:: INFORMATION SUPPLIED ::
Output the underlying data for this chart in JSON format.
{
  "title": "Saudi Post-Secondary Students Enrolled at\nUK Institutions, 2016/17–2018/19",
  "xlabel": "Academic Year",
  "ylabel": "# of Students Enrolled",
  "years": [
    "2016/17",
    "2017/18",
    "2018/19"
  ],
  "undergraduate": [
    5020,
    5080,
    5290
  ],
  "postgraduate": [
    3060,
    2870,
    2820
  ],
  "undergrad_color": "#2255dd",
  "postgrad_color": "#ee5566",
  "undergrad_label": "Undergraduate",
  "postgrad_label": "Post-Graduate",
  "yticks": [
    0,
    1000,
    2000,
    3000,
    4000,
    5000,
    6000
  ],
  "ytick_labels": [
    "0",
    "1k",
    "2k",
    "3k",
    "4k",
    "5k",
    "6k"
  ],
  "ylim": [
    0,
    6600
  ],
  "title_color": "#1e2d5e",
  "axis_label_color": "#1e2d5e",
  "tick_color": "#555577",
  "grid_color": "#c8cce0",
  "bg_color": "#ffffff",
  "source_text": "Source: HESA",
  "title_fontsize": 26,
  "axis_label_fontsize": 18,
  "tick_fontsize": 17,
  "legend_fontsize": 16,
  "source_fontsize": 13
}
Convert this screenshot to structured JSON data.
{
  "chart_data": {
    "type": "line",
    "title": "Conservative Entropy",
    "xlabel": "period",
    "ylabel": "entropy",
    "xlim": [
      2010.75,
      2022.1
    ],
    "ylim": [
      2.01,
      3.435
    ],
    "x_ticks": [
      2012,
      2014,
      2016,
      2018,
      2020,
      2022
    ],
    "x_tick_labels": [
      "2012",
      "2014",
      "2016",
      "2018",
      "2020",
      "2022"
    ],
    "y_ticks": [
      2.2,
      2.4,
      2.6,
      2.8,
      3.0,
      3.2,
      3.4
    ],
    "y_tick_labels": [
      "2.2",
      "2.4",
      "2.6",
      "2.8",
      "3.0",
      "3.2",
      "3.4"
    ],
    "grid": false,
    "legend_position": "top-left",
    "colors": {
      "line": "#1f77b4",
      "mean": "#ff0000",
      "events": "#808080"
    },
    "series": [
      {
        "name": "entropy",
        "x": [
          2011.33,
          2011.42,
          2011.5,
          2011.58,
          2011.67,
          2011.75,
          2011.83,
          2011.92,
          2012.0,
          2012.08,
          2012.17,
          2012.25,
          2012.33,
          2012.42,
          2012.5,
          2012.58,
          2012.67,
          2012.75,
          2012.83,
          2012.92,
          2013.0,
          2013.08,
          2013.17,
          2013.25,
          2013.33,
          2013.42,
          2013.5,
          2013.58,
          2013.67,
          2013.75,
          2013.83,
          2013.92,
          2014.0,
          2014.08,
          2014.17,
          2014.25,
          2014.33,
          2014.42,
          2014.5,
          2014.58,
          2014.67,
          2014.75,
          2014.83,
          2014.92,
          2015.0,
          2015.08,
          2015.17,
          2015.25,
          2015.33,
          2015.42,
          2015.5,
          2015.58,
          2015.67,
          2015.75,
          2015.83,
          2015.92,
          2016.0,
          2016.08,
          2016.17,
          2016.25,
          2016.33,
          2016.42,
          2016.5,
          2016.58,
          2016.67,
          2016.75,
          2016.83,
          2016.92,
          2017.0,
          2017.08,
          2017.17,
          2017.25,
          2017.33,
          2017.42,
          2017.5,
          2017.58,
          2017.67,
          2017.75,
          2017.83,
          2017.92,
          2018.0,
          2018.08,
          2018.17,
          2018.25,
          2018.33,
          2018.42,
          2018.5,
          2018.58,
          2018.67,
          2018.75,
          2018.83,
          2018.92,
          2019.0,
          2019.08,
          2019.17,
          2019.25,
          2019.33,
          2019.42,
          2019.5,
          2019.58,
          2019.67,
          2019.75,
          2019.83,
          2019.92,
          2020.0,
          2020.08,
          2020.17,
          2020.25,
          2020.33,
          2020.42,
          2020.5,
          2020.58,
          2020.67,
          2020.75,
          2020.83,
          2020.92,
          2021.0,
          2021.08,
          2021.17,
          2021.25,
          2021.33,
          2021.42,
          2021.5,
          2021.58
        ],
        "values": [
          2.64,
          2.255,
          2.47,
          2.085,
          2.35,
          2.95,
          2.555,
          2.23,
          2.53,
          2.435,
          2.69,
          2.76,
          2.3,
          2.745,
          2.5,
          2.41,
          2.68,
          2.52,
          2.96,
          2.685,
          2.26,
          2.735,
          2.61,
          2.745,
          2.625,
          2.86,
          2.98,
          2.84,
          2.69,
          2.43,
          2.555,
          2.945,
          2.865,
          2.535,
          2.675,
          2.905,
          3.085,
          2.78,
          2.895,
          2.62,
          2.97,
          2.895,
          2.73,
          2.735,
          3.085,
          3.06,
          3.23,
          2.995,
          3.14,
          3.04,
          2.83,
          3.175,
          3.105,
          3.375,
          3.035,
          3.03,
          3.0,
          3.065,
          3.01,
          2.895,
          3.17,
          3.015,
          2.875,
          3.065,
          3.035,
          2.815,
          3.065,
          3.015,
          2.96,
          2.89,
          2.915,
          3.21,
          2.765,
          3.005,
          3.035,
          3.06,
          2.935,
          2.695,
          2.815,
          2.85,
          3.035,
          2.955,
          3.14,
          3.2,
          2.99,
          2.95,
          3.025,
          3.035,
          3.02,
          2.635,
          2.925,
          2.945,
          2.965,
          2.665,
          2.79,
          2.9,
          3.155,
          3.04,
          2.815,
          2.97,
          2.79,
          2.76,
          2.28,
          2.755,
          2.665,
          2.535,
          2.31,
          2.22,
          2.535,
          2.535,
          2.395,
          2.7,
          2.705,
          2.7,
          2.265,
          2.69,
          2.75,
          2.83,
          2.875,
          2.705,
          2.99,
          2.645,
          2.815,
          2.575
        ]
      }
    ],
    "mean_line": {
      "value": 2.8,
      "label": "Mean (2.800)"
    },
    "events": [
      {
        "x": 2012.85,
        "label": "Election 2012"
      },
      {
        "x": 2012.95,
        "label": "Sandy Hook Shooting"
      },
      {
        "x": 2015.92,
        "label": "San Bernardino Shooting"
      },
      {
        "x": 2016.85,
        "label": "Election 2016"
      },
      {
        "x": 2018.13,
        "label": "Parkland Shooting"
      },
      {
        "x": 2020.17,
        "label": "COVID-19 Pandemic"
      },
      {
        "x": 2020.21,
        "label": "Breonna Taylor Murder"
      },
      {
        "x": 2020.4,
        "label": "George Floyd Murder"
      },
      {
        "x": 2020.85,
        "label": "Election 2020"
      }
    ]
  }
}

:: STATED GOAL ::
Extract all of the data above without altering anything.

:: COMPLETED TASK ::
Output the underlying data for this chart in JSON format.
{
  "title": "Saudi Post-Secondary Students Enrolled at\nUK Institutions, 2016/17–2018/19",
  "xlabel": "Academic Year",
  "ylabel": "# of Students Enrolled",
  "years": [
    "2016/17",
    "2017/18",
    "2018/19"
  ],
  "undergraduate": [
    5020,
    5080,
    5290
  ],
  "postgraduate": [
    3060,
    2870,
    2820
  ],
  "undergrad_color": "#2255dd",
  "postgrad_color": "#ee5566",
  "undergrad_label": "Undergraduate",
  "postgrad_label": "Post-Graduate",
  "yticks": [
    0,
    1000,
    2000,
    3000,
    4000,
    5000,
    6000
  ],
  "ytick_labels": [
    "0",
    "1k",
    "2k",
    "3k",
    "4k",
    "5k",
    "6k"
  ],
  "ylim": [
    0,
    6600
  ],
  "title_color": "#1e2d5e",
  "axis_label_color": "#1e2d5e",
  "tick_color": "#555577",
  "grid_color": "#c8cce0",
  "bg_color": "#ffffff",
  "source_text": "Source: HESA",
  "title_fontsize": 26,
  "axis_label_fontsize": 18,
  "tick_fontsize": 17,
  "legend_fontsize": 16,
  "source_fontsize": 13
}
Convert this screenshot to structured JSON data.
{
  "chart_data": {
    "type": "line",
    "title": "Conservative Entropy",
    "xlabel": "period",
    "ylabel": "entropy",
    "xlim": [
      2010.75,
      2022.1
    ],
    "ylim": [
      2.01,
      3.435
    ],
    "x_ticks": [
      2012,
      2014,
      2016,
      2018,
      2020,
      2022
    ],
    "x_tick_labels": [
      "2012",
      "2014",
      "2016",
      "2018",
      "2020",
      "2022"
    ],
    "y_ticks": [
      2.2,
      2.4,
      2.6,
      2.8,
      3.0,
      3.2,
      3.4
    ],
    "y_tick_labels": [
      "2.2",
      "2.4",
      "2.6",
      "2.8",
      "3.0",
      "3.2",
      "3.4"
    ],
    "grid": false,
    "legend_position": "top-left",
    "colors": {
      "line": "#1f77b4",
      "mean": "#ff0000",
      "events": "#808080"
    },
    "series": [
      {
        "name": "entropy",
        "x": [
          2011.33,
          2011.42,
          2011.5,
          2011.58,
          2011.67,
          2011.75,
          2011.83,
          2011.92,
          2012.0,
          2012.08,
          2012.17,
          2012.25,
          2012.33,
          2012.42,
          2012.5,
          2012.58,
          2012.67,
          2012.75,
          2012.83,
          2012.92,
          2013.0,
          2013.08,
          2013.17,
          2013.25,
          2013.33,
          2013.42,
          2013.5,
          2013.58,
          2013.67,
          2013.75,
          2013.83,
          2013.92,
          2014.0,
          2014.08,
          2014.17,
          2014.25,
          2014.33,
          2014.42,
          2014.5,
          2014.58,
          2014.67,
          2014.75,
          2014.83,
          2014.92,
          2015.0,
          2015.08,
          2015.17,
          2015.25,
          2015.33,
          2015.42,
          2015.5,
          2015.58,
          2015.67,
          2015.75,
          2015.83,
          2015.92,
          2016.0,
          2016.08,
          2016.17,
          2016.25,
          2016.33,
          2016.42,
          2016.5,
          2016.58,
          2016.67,
          2016.75,
          2016.83,
          2016.92,
          2017.0,
          2017.08,
          2017.17,
          2017.25,
          2017.33,
          2017.42,
          2017.5,
          2017.58,
          2017.67,
          2017.75,
          2017.83,
          2017.92,
          2018.0,
          2018.08,
          2018.17,
          2018.25,
          2018.33,
          2018.42,
          2018.5,
          2018.58,
          2018.67,
          2018.75,
          2018.83,
          2018.92,
          2019.0,
          2019.08,
          2019.17,
          2019.25,
          2019.33,
          2019.42,
          2019.5,
          2019.58,
          2019.67,
          2019.75,
          2019.83,
          2019.92,
          2020.0,
          2020.08,
          2020.17,
          2020.25,
          2020.33,
          2020.42,
          2020.5,
          2020.58,
          2020.67,
          2020.75,
          2020.83,
          2020.92,
          2021.0,
          2021.08,
          2021.17,
          2021.25,
          2021.33,
          2021.42,
          2021.5,
          2021.58
        ],
        "values": [
          2.64,
          2.255,
          2.47,
          2.085,
          2.35,
          2.95,
          2.555,
          2.23,
          2.53,
          2.435,
          2.69,
          2.76,
          2.3,
          2.745,
          2.5,
          2.41,
          2.68,
          2.52,
          2.96,
          2.685,
          2.26,
          2.735,
          2.61,
          2.745,
          2.625,
          2.86,
          2.98,
          2.84,
          2.69,
          2.43,
          2.555,
          2.945,
          2.865,
          2.535,
          2.675,
          2.905,
          3.085,
          2.78,
          2.895,
          2.62,
          2.97,
          2.895,
          2.73,
          2.735,
          3.085,
          3.06,
          3.23,
          2.995,
          3.14,
          3.04,
          2.83,
          3.175,
          3.105,
          3.375,
          3.035,
          3.03,
          3.0,
          3.065,
          3.01,
          2.895,
          3.17,
          3.015,
          2.875,
          3.065,
          3.035,
          2.815,
          3.065,
          3.015,
          2.96,
          2.89,
          2.915,
          3.21,
          2.765,
          3.005,
          3.035,
          3.06,
          2.935,
          2.695,
          2.815,
          2.85,
          3.035,
          2.955,
          3.14,
          3.2,
          2.99,
          2.95,
          3.025,
          3.035,
          3.02,
          2.635,
          2.925,
          2.945,
          2.965,
          2.665,
          2.79,
          2.9,
          3.155,
          3.04,
          2.815,
          2.97,
          2.79,
          2.76,
          2.28,
          2.755,
          2.665,
          2.535,
          2.31,
          2.22,
          2.535,
          2.535,
          2.395,
          2.7,
          2.705,
          2.7,
          2.265,
          2.69,
          2.75,
          2.83,
          2.875,
          2.705,
          2.99,
          2.645,
          2.815,
          2.575
        ]
      }
    ],
    "mean_line": {
      "value": 2.8,
      "label": "Mean (2.800)"
    },
    "events": [
      {
        "x": 2012.85,
        "label": "Election 2012"
      },
      {
        "x": 2012.95,
        "label": "Sandy Hook Shooting"
      },
      {
        "x": 2015.92,
        "label": "San Bernardino Shooting"
      },
      {
        "x": 2016.85,
        "label": "Election 2016"
      },
      {
        "x": 2018.13,
        "label": "Parkland Shooting"
      },
      {
        "x": 2020.17,
        "label": "COVID-19 Pandemic"
      },
      {
        "x": 2020.21,
        "label": "Breonna Taylor Murder"
      },
      {
        "x": 2020.4,
        "label": "George Floyd Murder"
      },
      {
        "x": 2020.85,
        "label": "Election 2020"
      }
    ]
  }
}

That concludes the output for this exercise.